Aim: Return the lines of the records starting at the line containing "hour-label: 00 [1173,823,1190,838]" and ending at the line containing "day-label: OCT 6 [572,551,633,573]", both included, copied character for character.
***
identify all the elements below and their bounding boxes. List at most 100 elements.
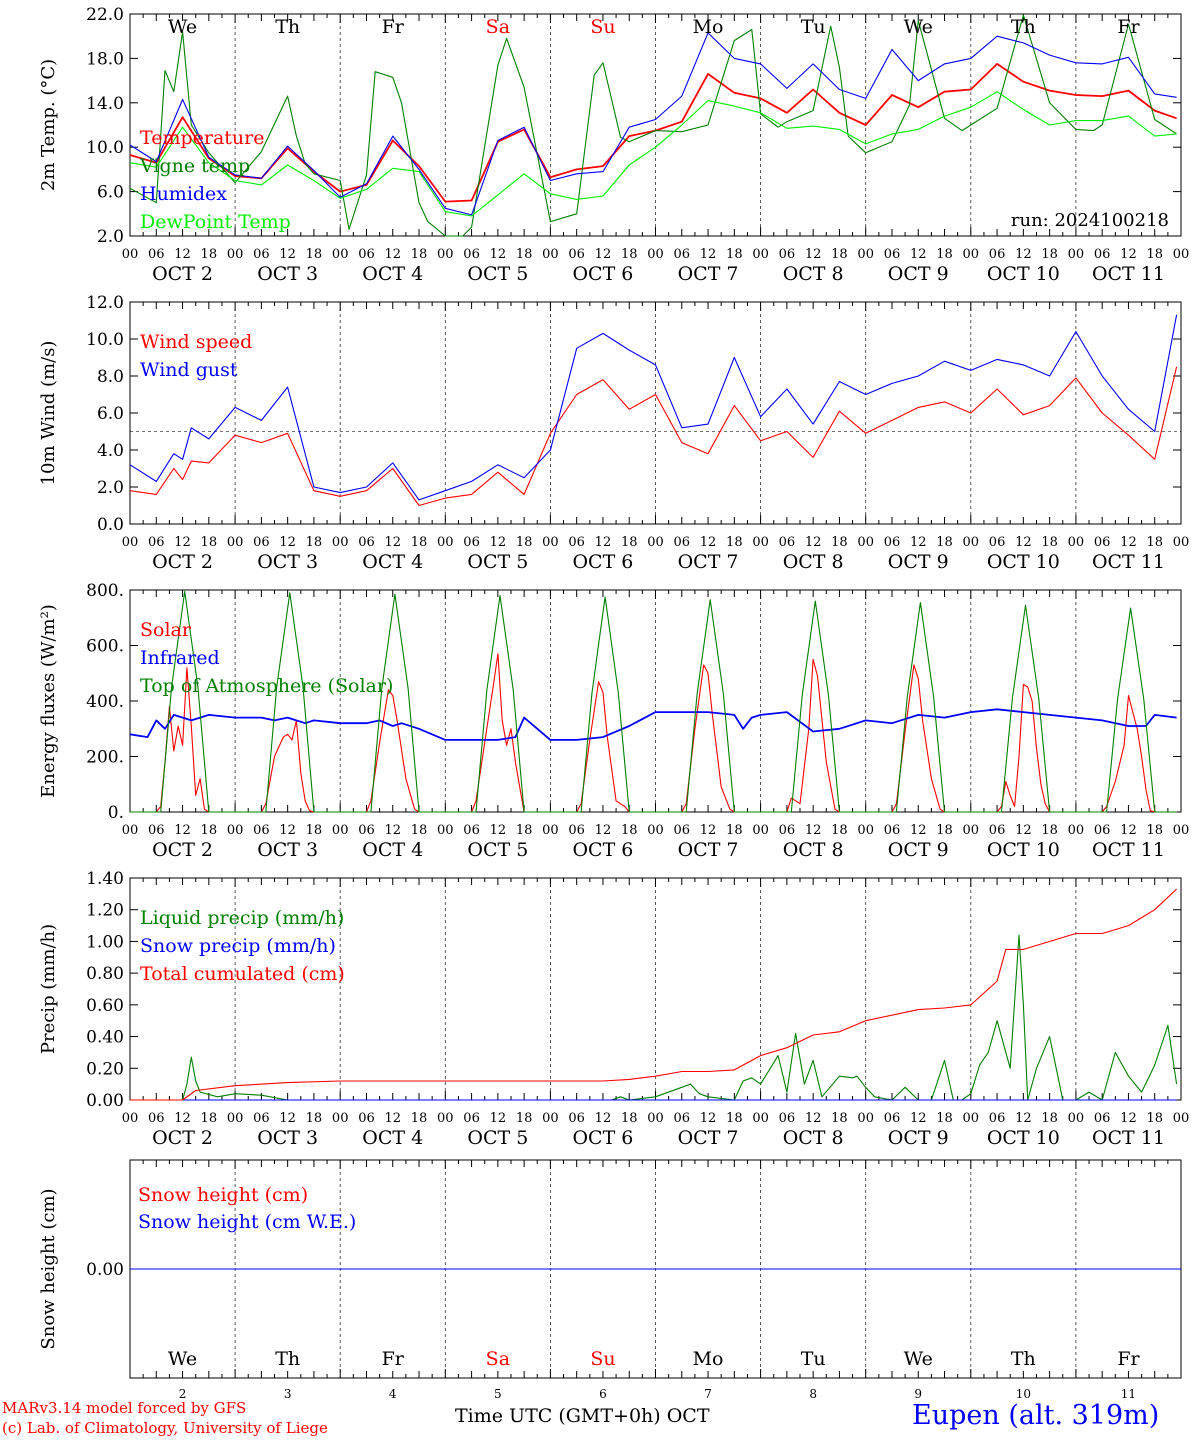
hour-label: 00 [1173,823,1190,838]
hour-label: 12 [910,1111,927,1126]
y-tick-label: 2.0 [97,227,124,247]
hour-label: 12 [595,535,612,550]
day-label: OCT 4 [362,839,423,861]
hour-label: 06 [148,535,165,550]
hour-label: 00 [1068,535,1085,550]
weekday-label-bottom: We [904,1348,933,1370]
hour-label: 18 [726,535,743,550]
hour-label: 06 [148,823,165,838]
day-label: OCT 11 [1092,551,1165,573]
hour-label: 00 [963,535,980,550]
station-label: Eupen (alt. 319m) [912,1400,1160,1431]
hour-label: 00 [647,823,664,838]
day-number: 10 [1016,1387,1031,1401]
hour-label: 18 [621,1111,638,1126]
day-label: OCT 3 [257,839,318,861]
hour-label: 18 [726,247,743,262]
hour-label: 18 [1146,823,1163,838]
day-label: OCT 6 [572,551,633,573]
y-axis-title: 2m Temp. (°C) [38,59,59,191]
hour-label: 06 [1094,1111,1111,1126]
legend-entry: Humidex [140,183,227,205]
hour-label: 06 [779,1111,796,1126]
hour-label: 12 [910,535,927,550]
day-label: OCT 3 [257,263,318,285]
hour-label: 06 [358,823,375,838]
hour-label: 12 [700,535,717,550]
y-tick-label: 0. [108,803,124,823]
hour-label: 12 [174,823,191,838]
***
Answer to this exercise:
hour-label: 00 [1173,823,1190,838]
hour-label: 12 [910,1111,927,1126]
y-tick-label: 2.0 [97,227,124,247]
hour-label: 12 [595,535,612,550]
day-label: OCT 4 [362,839,423,861]
hour-label: 06 [148,535,165,550]
hour-label: 00 [1068,535,1085,550]
weekday-label-bottom: We [904,1348,933,1370]
hour-label: 18 [726,535,743,550]
hour-label: 06 [148,823,165,838]
day-label: OCT 11 [1092,551,1165,573]
hour-label: 00 [963,535,980,550]
station-label: Eupen (alt. 319m) [912,1400,1160,1431]
hour-label: 00 [647,823,664,838]
day-number: 10 [1016,1387,1031,1401]
hour-label: 18 [621,1111,638,1126]
day-label: OCT 3 [257,839,318,861]
hour-label: 18 [726,247,743,262]
hour-label: 18 [1146,823,1163,838]
day-label: OCT 6 [572,551,633,573]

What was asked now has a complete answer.